Copy out all the data, word for word.

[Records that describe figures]
******************************

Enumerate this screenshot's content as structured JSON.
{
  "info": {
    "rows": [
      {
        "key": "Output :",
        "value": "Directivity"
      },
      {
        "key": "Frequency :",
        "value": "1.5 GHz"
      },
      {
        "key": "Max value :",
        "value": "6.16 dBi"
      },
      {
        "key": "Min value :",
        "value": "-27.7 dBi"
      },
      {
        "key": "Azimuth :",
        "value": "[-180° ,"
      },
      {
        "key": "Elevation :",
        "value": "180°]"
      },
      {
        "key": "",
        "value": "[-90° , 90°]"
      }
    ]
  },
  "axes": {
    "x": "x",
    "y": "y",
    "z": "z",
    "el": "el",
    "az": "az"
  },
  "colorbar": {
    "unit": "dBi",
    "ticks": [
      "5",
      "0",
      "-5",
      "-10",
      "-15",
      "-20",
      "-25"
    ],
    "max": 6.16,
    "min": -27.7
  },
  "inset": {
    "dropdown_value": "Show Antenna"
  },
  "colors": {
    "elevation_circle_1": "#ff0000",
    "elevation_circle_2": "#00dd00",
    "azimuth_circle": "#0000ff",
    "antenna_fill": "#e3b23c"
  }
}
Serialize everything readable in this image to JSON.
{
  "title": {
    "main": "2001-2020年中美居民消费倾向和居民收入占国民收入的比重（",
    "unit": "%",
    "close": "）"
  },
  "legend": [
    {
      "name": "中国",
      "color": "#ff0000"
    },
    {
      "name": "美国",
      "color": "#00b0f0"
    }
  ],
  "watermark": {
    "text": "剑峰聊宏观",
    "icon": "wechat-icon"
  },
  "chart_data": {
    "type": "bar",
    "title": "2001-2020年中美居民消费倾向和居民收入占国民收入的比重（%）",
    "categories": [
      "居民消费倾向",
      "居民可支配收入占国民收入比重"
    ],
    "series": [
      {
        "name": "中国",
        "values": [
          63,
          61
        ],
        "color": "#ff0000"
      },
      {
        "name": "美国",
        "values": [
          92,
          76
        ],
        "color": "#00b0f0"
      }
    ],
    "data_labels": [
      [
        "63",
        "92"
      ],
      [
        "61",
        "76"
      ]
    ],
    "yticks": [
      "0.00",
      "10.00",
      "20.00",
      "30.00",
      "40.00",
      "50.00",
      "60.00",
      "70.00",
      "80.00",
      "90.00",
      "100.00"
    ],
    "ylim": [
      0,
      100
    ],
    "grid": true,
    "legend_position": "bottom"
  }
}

******************************

• _Response to the exercise_:
Enumerate this screenshot's content as structured JSON.
{
  "info": {
    "rows": [
      {
        "key": "Output :",
        "value": "Directivity"
      },
      {
        "key": "Frequency :",
        "value": "1.5 GHz"
      },
      {
        "key": "Max value :",
        "value": "6.16 dBi"
      },
      {
        "key": "Min value :",
        "value": "-27.7 dBi"
      },
      {
        "key": "Azimuth :",
        "value": "[-180° ,"
      },
      {
        "key": "Elevation :",
        "value": "180°]"
      },
      {
        "key": "",
        "value": "[-90° , 90°]"
      }
    ]
  },
  "axes": {
    "x": "x",
    "y": "y",
    "z": "z",
    "el": "el",
    "az": "az"
  },
  "colorbar": {
    "unit": "dBi",
    "ticks": [
      "5",
      "0",
      "-5",
      "-10",
      "-15",
      "-20",
      "-25"
    ],
    "max": 6.16,
    "min": -27.7
  },
  "inset": {
    "dropdown_value": "Show Antenna"
  },
  "colors": {
    "elevation_circle_1": "#ff0000",
    "elevation_circle_2": "#00dd00",
    "azimuth_circle": "#0000ff",
    "antenna_fill": "#e3b23c"
  }
}
Serialize everything readable in this image to JSON.
{
  "title": {
    "main": "2001-2020年中美居民消费倾向和居民收入占国民收入的比重（",
    "unit": "%",
    "close": "）"
  },
  "legend": [
    {
      "name": "中国",
      "color": "#ff0000"
    },
    {
      "name": "美国",
      "color": "#00b0f0"
    }
  ],
  "watermark": {
    "text": "剑峰聊宏观",
    "icon": "wechat-icon"
  },
  "chart_data": {
    "type": "bar",
    "title": "2001-2020年中美居民消费倾向和居民收入占国民收入的比重（%）",
    "categories": [
      "居民消费倾向",
      "居民可支配收入占国民收入比重"
    ],
    "series": [
      {
        "name": "中国",
        "values": [
          63,
          61
        ],
        "color": "#ff0000"
      },
      {
        "name": "美国",
        "values": [
          92,
          76
        ],
        "color": "#00b0f0"
      }
    ],
    "data_labels": [
      [
        "63",
        "92"
      ],
      [
        "61",
        "76"
      ]
    ],
    "yticks": [
      "0.00",
      "10.00",
      "20.00",
      "30.00",
      "40.00",
      "50.00",
      "60.00",
      "70.00",
      "80.00",
      "90.00",
      "100.00"
    ],
    "ylim": [
      0,
      100
    ],
    "grid": true,
    "legend_position": "bottom"
  }
}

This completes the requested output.